■ Record set:
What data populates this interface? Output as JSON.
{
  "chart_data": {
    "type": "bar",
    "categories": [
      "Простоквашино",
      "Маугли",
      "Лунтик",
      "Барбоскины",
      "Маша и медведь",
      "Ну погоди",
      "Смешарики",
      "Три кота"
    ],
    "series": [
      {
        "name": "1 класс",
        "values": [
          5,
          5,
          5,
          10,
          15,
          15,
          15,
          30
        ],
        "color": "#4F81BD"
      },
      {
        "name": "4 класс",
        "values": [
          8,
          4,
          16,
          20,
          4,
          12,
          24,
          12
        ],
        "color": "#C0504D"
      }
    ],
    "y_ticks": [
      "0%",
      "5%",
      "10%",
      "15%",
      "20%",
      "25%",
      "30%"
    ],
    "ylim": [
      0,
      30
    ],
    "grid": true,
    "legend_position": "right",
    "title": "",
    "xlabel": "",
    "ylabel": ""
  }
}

■ Instructions to follow: Repeat the records exactly, including every line.

■ Result:
What data populates this interface? Output as JSON.
{
  "chart_data": {
    "type": "bar",
    "categories": [
      "Простоквашино",
      "Маугли",
      "Лунтик",
      "Барбоскины",
      "Маша и медведь",
      "Ну погоди",
      "Смешарики",
      "Три кота"
    ],
    "series": [
      {
        "name": "1 класс",
        "values": [
          5,
          5,
          5,
          10,
          15,
          15,
          15,
          30
        ],
        "color": "#4F81BD"
      },
      {
        "name": "4 класс",
        "values": [
          8,
          4,
          16,
          20,
          4,
          12,
          24,
          12
        ],
        "color": "#C0504D"
      }
    ],
    "y_ticks": [
      "0%",
      "5%",
      "10%",
      "15%",
      "20%",
      "25%",
      "30%"
    ],
    "ylim": [
      0,
      30
    ],
    "grid": true,
    "legend_position": "right",
    "title": "",
    "xlabel": "",
    "ylabel": ""
  }
}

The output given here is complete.